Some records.
= = = = =

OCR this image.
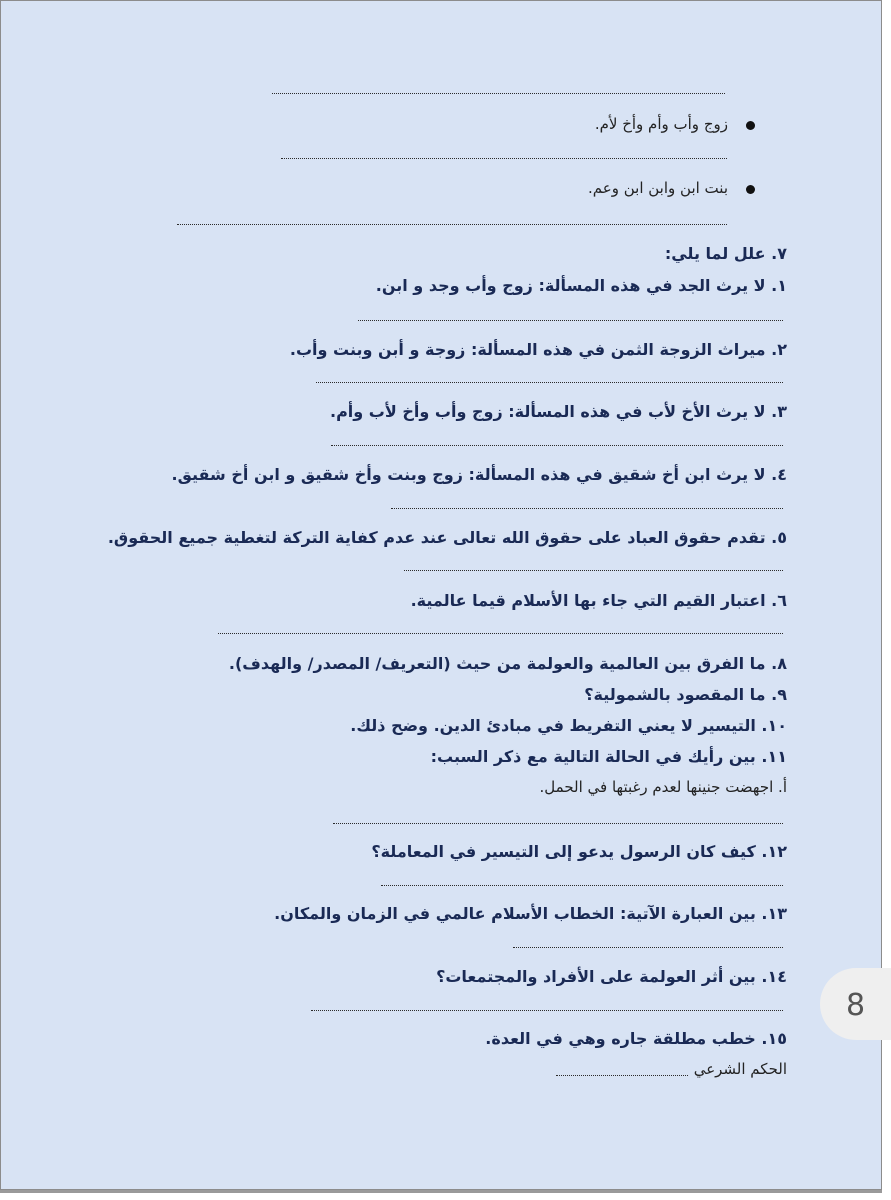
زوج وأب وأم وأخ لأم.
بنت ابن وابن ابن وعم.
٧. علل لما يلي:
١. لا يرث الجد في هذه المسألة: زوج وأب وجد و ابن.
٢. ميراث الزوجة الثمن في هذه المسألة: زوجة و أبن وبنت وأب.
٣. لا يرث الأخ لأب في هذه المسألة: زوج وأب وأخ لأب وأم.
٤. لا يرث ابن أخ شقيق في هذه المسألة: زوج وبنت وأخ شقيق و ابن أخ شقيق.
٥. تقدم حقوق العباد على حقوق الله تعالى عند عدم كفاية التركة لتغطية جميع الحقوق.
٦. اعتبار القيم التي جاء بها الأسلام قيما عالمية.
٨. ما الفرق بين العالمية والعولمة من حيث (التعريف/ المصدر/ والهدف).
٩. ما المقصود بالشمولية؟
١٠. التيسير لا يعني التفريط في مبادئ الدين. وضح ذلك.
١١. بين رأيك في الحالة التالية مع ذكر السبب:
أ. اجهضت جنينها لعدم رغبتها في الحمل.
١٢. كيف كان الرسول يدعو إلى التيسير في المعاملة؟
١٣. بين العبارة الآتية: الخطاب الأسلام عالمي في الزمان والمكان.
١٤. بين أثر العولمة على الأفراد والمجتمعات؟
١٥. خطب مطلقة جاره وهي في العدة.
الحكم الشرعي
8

= = = = =

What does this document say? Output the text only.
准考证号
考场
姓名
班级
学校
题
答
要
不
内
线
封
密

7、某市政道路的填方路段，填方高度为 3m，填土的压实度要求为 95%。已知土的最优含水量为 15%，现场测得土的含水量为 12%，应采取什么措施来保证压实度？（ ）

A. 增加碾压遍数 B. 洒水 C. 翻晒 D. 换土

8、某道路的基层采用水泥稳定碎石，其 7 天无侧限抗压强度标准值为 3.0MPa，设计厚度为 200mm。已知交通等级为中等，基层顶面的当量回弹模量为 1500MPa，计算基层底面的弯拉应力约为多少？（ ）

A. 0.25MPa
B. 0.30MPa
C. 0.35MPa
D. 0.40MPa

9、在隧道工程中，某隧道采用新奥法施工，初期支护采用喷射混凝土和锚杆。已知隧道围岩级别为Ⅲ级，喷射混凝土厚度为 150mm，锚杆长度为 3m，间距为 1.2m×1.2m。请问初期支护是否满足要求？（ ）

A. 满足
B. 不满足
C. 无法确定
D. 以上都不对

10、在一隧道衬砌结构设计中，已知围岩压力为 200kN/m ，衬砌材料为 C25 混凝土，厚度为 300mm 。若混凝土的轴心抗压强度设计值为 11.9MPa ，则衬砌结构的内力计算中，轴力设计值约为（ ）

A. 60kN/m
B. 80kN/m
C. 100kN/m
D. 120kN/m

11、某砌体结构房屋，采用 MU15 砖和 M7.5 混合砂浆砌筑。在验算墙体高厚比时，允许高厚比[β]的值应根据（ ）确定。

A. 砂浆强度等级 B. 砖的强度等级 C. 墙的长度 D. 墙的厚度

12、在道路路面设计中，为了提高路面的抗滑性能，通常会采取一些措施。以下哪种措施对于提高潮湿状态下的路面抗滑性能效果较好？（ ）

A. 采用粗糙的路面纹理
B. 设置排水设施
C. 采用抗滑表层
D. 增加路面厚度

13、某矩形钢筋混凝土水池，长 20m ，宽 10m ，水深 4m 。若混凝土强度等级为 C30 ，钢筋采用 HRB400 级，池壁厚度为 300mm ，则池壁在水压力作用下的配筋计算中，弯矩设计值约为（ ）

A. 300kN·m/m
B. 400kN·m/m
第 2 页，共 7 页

= = = = =

What you will do.
Copy every line above in which the string "this" shows up.

Finished exercise.
OCR this image.
What does this document say? Output the text only.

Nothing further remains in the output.